> [Directive]
Repeat the listing exactly as given, omitting every image.

> [Data]
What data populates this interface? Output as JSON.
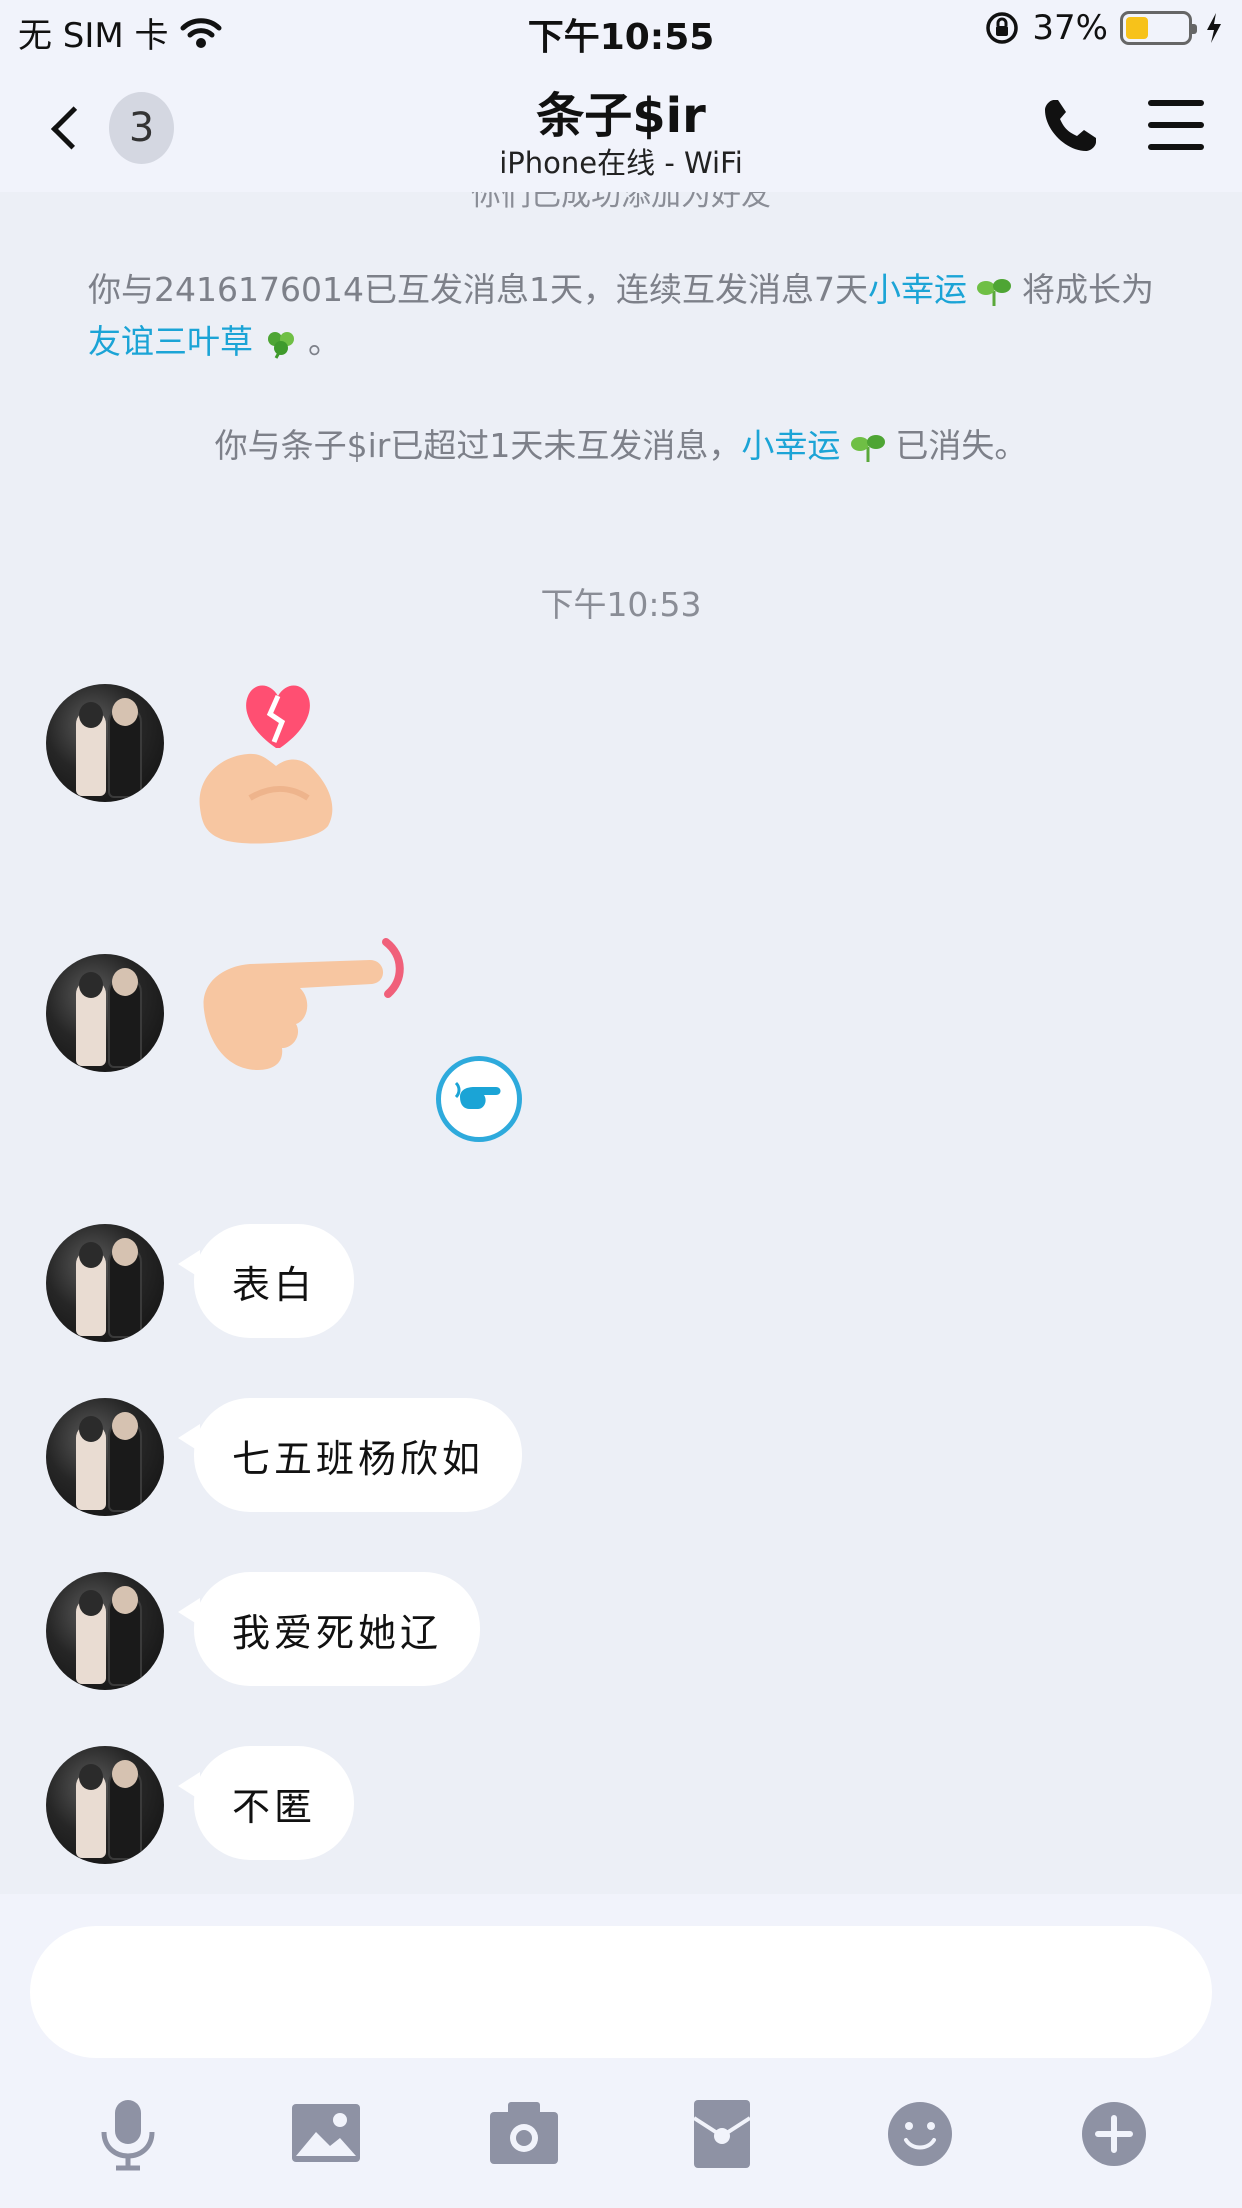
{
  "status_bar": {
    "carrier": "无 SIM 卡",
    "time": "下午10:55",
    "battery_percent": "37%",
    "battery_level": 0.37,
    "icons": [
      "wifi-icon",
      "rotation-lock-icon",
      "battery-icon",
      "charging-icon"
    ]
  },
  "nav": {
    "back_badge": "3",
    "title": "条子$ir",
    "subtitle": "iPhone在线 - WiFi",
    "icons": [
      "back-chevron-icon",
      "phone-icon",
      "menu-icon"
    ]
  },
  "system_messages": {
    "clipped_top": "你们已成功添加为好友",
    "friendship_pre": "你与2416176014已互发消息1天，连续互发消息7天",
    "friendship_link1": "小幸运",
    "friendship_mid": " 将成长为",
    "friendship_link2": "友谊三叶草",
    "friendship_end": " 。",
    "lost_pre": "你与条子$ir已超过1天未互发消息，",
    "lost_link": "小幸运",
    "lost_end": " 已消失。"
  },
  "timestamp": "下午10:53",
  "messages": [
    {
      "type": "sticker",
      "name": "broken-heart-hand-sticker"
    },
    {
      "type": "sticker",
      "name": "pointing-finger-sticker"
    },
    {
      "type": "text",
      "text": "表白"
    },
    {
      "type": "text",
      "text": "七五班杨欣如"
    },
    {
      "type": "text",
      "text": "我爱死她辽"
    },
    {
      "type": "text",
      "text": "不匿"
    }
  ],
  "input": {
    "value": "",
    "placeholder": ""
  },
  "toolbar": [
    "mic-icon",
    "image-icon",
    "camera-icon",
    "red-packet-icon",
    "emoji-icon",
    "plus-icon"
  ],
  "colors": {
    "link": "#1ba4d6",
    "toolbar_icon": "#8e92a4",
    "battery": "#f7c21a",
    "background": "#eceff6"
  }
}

> [Complete output]
What data populates this interface? Output as JSON.
{
  "status_bar": {
    "carrier": "无 SIM 卡",
    "time": "下午10:55",
    "battery_percent": "37%",
    "battery_level": 0.37,
    "icons": [
      "wifi-icon",
      "rotation-lock-icon",
      "battery-icon",
      "charging-icon"
    ]
  },
  "nav": {
    "back_badge": "3",
    "title": "条子$ir",
    "subtitle": "iPhone在线 - WiFi",
    "icons": [
      "back-chevron-icon",
      "phone-icon",
      "menu-icon"
    ]
  },
  "system_messages": {
    "clipped_top": "你们已成功添加为好友",
    "friendship_pre": "你与2416176014已互发消息1天，连续互发消息7天",
    "friendship_link1": "小幸运",
    "friendship_mid": " 将成长为",
    "friendship_link2": "友谊三叶草",
    "friendship_end": " 。",
    "lost_pre": "你与条子$ir已超过1天未互发消息，",
    "lost_link": "小幸运",
    "lost_end": " 已消失。"
  },
  "timestamp": "下午10:53",
  "messages": [
    {
      "type": "sticker",
      "name": "broken-heart-hand-sticker"
    },
    {
      "type": "sticker",
      "name": "pointing-finger-sticker"
    },
    {
      "type": "text",
      "text": "表白"
    },
    {
      "type": "text",
      "text": "七五班杨欣如"
    },
    {
      "type": "text",
      "text": "我爱死她辽"
    },
    {
      "type": "text",
      "text": "不匿"
    }
  ],
  "input": {
    "value": "",
    "placeholder": ""
  },
  "toolbar": [
    "mic-icon",
    "image-icon",
    "camera-icon",
    "red-packet-icon",
    "emoji-icon",
    "plus-icon"
  ],
  "colors": {
    "link": "#1ba4d6",
    "toolbar_icon": "#8e92a4",
    "battery": "#f7c21a",
    "background": "#eceff6"
  }
}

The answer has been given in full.